- **Extrait de page**
=-=-=-=-=
Déformations médiévales de la miséricorde de Marie

Déformations médiévales de la miséricorde de Marie

La liturgie et les docteurs de l'Eglise donnent un enseignement précis sur la miséricorde de Marie, mais les récits populaires (fioretti) s'écartent parfois de la règle de la foi.

  • Le premier type de déformation de la miséricorde de Marie consiste à opposer la miséricorde à la loi et à la vérité, et à donc à ne plus enseigner que la miséricorde est une « reconstruction du bien », dans le cœur du pénitent et dans la société. Dans ce type de récit, il n'est plus question de repentir ni de réparation, ce type de récits donnent à la Vierge Marie un rôle amoral.

  • A l'opposé, on trouve des récits de miracles présentant la Vierge Marie comme une déesse dont il faudrait apaiser la colère. C'est l'excès inverse du précédent, mais cet excès s'enracine dans la même religiosité encore mal évangélisée et emprunte de réflexes pré-bibliques (le marchandage animiste avec « les esprits »).
=-=-=-=-=
- **Données fournies**
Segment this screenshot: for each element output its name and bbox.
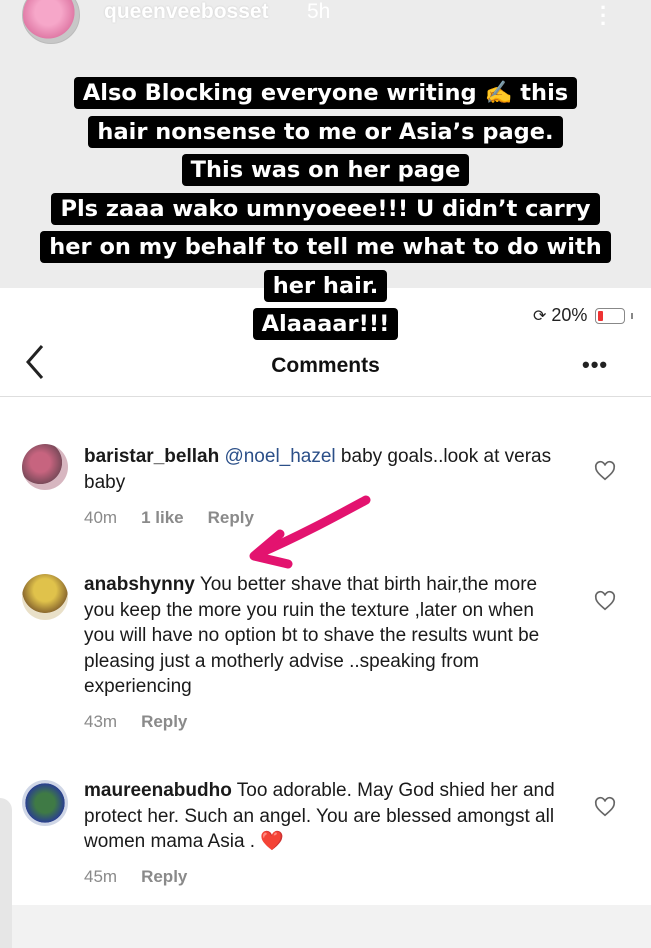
=-=-=-=-=
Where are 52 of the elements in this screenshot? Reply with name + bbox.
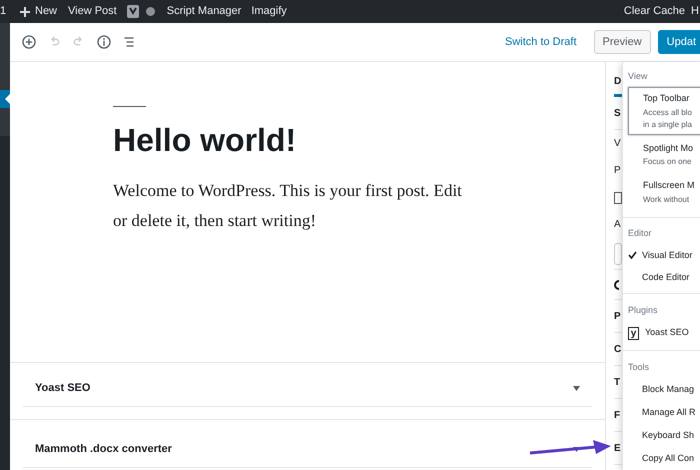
=-=-=-=-=
- **Exercices à faire**
- 1) Dans le texte sur la miséricorde de Marie, résumez en deux phrases le paragraphe qui commence par « Le premier type de déformation » en gardant ses faits principaux.
- 2) Poursuivez le texte sur les déformations médiévales de la miséricorde de Marie à partir de sa dernière phrase.

- **Réponses aux exercices**
- 1) Ce premier type de déformation oppose la miséricorde à la loi et à la vérité, si bien qu'elle n'est plus enseignée comme une « reconstruction du bien » dans le cœur du pénitent et dans la société. Ces récits ne parlent plus de repentir ni de réparation et donnent à la Vierge Marie un rôle amoral.

- 2)
Exemples :

  • - Voici, en résumé, un exemple de la première catégorie : Une abbesse tomba amoureuse d'un page dont elle tomba enceinte. Les nonnes la dénoncent à l'évêque. L'abbesse implore la Vierge qui fit disparaître l'enfant et le confiant à un ermite. L'évêque, venu faire son enquête, ne trouvant pas d'enfant, disculpe l'abbesse. Plus tard, sous le sceau de la confession, elle avoua la vérité. L'évêque, impressionné, envoya chercher l'enfant, qui, en son temps, devint évêque du diocèse ![1]

  • - On trouve à l'opposé des exemples de la seconde catégorie chez Flodoard (archiviste de la cathédrale de Reims, mort en l'an 966), chez Guillaume de saint Pathus, au temps du roi saint Louis, et chez bien d'autres auteurs[2]. Marie peut être à ce point vindicative que d'autres saints doivent s'interposer pour arrêter sa colère ![3]


[1] Résumé d'un miracle transcrit dans Bernard PEZ, Liber miraculis Sanctae Mariae Dei genitix, 1731, réédité aux éditions Crâne, Ithaca 1925, pp. 51-55

[2] Cf. G. DUBY, L'Europe au Moyen Age, Paris 1984, p.32.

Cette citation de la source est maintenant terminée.